>> START PROVIDED DATA
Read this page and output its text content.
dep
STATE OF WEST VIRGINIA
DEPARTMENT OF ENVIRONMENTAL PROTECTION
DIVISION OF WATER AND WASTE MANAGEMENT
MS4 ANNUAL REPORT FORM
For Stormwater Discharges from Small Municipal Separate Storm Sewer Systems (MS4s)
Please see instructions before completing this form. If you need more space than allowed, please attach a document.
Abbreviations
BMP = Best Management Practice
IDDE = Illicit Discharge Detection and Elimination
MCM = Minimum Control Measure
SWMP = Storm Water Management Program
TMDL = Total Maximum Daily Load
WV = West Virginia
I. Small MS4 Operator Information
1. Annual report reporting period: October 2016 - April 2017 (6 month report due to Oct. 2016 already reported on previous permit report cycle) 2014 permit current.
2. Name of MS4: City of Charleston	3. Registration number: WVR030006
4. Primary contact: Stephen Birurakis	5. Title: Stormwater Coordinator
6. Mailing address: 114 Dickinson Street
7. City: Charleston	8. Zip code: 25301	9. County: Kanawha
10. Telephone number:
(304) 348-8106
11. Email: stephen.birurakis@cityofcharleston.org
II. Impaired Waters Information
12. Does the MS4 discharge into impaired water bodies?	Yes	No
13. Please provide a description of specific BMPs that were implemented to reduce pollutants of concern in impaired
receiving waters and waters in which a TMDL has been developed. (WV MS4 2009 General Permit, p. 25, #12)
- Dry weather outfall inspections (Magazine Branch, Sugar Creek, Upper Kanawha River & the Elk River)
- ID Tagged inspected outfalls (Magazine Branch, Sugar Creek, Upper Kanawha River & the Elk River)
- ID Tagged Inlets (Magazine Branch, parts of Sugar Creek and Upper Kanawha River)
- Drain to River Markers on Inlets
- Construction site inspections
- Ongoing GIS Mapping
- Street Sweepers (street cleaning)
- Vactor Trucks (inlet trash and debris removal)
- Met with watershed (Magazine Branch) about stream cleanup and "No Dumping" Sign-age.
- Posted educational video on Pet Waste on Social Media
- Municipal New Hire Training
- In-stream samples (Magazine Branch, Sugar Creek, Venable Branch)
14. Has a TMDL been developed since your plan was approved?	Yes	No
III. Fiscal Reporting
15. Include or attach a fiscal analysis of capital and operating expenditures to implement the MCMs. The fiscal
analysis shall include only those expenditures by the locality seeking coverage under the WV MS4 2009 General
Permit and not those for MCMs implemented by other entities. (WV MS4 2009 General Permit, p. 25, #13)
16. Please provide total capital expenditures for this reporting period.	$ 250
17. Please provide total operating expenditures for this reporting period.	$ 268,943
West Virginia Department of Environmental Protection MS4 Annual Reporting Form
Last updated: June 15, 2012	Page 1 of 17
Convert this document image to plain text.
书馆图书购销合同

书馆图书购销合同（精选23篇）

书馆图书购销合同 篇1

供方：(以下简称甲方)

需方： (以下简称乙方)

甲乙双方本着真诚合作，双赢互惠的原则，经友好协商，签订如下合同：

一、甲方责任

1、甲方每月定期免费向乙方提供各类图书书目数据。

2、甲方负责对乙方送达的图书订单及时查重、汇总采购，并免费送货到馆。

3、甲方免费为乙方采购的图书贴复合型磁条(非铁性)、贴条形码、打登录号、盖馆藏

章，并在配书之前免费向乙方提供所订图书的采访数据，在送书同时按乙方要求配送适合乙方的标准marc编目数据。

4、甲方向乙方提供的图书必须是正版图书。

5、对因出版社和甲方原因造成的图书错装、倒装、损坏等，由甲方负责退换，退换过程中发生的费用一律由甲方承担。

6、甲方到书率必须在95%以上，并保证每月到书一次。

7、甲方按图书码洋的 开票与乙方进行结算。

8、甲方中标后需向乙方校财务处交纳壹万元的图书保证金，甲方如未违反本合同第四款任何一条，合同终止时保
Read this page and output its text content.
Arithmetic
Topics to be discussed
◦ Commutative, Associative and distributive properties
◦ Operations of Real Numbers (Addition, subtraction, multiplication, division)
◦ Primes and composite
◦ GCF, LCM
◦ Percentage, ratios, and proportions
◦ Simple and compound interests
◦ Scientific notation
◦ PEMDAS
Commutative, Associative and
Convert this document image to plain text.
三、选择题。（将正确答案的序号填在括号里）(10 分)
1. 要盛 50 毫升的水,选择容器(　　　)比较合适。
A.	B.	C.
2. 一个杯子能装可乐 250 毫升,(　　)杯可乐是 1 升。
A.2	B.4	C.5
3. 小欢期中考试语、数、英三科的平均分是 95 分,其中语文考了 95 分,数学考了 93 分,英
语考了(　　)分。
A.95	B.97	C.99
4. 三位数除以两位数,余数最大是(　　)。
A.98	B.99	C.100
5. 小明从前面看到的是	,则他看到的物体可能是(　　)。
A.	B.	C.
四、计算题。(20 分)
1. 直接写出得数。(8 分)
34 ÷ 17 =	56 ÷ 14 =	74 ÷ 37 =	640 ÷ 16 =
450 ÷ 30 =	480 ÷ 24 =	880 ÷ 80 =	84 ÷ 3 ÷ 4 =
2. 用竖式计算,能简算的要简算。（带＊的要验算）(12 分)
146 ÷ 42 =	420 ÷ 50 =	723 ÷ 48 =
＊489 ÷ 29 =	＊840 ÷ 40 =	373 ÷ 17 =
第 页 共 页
>> END PROVIDED DATA
**WHAT YOU ARE ASKED TO DO**
Show every line of the listing in which the string "Upper" can be found.

**CORRECT OUTPUT**
- Dry weather outfall inspections (Magazine Branch, Sugar Creek, Upper Kanawha River & the Elk River)
- ID Tagged inspected outfalls (Magazine Branch, Sugar Creek, Upper Kanawha River & the Elk River)
- ID Tagged Inlets (Magazine Branch, parts of Sugar Creek and Upper Kanawha River)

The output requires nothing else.